>>>>>

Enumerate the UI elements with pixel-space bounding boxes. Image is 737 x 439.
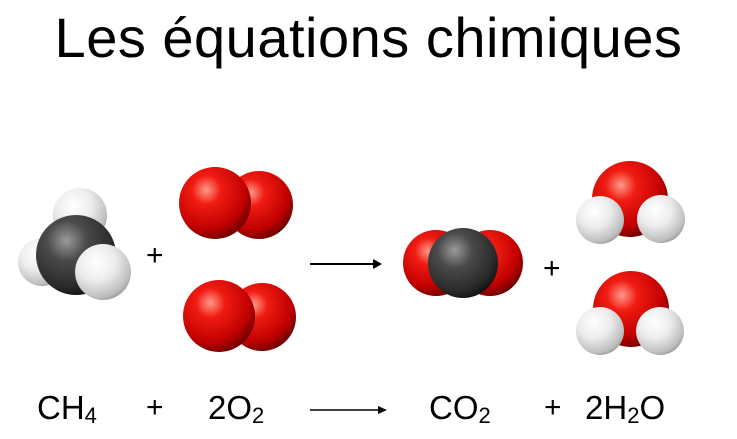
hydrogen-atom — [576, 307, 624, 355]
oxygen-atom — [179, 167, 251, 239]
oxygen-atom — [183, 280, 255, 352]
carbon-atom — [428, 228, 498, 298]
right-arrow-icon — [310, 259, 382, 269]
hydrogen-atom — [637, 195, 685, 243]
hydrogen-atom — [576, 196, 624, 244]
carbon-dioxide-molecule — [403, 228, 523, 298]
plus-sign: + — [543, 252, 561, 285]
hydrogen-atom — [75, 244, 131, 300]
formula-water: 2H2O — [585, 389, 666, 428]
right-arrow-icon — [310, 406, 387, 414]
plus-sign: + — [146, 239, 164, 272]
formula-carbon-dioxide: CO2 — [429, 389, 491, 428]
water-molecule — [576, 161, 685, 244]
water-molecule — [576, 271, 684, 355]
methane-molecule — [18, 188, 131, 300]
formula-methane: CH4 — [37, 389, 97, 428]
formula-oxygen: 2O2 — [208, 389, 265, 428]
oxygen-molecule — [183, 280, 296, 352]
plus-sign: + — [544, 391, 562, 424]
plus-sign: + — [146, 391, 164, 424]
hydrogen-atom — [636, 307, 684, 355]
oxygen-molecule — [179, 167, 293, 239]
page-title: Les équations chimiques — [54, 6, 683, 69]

<<<<<
>>>>>

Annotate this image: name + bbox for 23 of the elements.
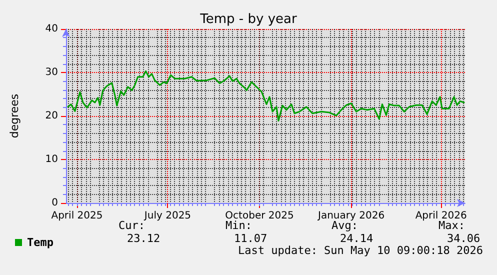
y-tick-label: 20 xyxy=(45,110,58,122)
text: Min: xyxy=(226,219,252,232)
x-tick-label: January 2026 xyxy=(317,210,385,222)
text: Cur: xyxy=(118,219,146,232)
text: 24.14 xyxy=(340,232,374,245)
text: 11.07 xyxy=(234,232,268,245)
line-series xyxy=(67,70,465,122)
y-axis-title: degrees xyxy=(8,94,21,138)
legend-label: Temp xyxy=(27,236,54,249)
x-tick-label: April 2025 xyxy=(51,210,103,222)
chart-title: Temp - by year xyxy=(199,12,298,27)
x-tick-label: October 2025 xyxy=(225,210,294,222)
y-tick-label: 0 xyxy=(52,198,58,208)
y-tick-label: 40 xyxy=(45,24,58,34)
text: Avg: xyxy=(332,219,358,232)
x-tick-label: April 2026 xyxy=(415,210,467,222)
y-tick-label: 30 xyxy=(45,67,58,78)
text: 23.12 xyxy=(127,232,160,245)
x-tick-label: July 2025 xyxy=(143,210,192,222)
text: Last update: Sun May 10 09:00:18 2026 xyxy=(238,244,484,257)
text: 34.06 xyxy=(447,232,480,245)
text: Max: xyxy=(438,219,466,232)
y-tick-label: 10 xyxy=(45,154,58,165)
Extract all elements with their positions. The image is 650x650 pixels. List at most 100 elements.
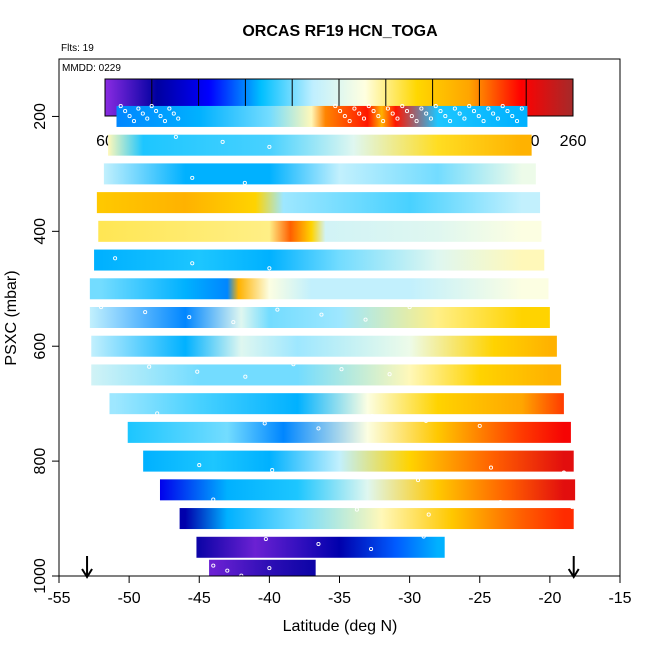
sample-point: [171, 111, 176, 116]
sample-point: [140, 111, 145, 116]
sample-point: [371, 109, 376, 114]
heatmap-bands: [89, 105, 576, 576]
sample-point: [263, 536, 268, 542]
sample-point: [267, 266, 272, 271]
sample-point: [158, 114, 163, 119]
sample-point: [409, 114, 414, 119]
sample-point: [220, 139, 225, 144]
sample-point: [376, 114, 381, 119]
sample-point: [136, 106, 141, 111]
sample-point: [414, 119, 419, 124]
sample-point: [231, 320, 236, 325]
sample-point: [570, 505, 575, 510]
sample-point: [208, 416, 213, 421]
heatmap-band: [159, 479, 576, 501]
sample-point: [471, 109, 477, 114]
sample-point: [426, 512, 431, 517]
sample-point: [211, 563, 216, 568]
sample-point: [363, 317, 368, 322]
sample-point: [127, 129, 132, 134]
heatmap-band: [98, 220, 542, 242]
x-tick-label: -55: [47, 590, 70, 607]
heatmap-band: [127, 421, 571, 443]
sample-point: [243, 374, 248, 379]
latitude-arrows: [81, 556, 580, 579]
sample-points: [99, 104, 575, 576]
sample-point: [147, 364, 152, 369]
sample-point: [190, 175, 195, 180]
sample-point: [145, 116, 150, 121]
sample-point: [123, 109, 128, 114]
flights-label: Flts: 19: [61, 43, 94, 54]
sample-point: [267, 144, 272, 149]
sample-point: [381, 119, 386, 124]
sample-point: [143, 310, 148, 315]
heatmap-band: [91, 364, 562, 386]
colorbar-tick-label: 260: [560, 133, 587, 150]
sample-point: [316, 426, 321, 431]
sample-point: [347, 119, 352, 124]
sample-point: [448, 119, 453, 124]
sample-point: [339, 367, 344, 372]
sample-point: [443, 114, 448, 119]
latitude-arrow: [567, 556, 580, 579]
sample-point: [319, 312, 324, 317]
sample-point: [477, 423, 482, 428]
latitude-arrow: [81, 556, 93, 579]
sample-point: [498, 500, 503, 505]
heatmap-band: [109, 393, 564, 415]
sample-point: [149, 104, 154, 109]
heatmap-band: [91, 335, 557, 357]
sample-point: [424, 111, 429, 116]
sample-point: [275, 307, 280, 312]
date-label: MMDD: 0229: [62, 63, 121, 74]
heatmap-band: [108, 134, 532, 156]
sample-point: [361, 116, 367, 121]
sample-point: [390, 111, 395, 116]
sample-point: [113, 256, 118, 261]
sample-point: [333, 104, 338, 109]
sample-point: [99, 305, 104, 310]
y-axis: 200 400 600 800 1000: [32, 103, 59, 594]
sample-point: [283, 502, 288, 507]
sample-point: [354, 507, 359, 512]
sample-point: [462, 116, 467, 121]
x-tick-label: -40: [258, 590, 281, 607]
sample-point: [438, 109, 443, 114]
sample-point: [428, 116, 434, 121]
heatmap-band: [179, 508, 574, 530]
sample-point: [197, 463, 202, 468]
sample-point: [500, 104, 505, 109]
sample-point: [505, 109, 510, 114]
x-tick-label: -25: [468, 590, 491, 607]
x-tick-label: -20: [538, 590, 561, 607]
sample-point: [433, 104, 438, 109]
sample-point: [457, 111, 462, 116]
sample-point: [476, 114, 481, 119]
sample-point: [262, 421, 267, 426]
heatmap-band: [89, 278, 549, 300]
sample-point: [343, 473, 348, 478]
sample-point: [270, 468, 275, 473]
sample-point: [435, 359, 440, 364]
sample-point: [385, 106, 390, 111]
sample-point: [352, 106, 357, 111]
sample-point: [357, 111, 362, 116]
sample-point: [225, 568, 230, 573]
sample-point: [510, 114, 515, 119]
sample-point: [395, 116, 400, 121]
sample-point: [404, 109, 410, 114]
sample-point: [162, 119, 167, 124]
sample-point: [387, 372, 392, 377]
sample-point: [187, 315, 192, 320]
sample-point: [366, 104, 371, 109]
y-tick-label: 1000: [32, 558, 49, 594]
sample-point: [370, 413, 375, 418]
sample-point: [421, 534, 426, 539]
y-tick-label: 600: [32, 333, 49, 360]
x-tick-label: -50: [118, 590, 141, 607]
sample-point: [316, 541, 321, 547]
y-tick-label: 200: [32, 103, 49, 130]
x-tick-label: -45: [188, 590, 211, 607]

<<<<<
>>>>>

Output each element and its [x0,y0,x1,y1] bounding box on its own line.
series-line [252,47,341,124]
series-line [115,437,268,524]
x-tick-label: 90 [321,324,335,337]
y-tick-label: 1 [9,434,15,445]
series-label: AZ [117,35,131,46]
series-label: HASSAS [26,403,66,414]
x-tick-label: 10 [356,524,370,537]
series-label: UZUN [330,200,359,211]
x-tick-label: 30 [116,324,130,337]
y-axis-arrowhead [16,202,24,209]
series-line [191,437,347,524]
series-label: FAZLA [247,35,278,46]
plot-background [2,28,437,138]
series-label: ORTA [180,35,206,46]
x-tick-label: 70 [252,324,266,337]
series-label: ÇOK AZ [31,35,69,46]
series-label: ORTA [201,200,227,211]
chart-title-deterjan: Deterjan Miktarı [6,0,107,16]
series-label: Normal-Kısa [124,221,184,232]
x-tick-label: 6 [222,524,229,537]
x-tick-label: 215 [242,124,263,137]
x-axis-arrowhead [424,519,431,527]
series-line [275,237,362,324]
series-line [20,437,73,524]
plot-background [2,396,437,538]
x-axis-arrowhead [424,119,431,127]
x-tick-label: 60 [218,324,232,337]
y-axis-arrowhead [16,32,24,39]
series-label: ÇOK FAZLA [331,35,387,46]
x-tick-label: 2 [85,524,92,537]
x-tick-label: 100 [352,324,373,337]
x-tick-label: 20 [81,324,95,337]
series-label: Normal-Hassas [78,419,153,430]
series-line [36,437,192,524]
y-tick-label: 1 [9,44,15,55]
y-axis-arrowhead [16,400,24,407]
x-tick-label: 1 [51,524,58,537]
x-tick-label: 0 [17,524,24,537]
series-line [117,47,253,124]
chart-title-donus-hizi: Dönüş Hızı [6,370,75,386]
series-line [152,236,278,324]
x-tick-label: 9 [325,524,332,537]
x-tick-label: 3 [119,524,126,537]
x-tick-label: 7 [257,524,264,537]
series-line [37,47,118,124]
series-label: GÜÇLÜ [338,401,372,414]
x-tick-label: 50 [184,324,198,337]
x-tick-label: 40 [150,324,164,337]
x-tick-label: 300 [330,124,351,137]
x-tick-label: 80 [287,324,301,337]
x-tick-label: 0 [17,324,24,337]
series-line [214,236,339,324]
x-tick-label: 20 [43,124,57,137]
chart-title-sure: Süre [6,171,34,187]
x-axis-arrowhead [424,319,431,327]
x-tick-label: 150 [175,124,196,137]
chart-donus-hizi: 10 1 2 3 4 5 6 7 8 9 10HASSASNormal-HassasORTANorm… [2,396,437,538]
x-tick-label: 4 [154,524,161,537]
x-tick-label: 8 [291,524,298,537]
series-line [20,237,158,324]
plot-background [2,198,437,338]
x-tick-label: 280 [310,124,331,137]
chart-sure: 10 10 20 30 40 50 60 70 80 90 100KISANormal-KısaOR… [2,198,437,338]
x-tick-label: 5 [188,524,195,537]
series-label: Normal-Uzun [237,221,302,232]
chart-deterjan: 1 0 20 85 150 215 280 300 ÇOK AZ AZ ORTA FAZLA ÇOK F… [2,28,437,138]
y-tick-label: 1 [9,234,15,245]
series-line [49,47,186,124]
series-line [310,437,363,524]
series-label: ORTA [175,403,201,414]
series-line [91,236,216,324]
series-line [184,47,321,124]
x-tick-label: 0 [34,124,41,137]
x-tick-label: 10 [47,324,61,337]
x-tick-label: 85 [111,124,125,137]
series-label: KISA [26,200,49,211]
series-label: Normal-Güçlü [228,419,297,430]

<<<<<

Task description ▸ Give back, character for character, the lines of the records from the one containing "hydrogen-atom — [576, 307, 624, 355]" through the one containing "water-molecule — [576, 271, 684, 355]", with both of those lines included.

The output ▸
hydrogen-atom — [576, 307, 624, 355]
oxygen-atom — [179, 167, 251, 239]
oxygen-atom — [183, 280, 255, 352]
carbon-atom — [428, 228, 498, 298]
right-arrow-icon — [310, 259, 382, 269]
hydrogen-atom — [637, 195, 685, 243]
hydrogen-atom — [576, 196, 624, 244]
carbon-dioxide-molecule — [403, 228, 523, 298]
plus-sign: + — [543, 252, 561, 285]
hydrogen-atom — [75, 244, 131, 300]
formula-water: 2H2O — [585, 389, 666, 428]
right-arrow-icon — [310, 406, 387, 414]
plus-sign: + — [146, 239, 164, 272]
formula-carbon-dioxide: CO2 — [429, 389, 491, 428]
water-molecule — [576, 161, 685, 244]
water-molecule — [576, 271, 684, 355]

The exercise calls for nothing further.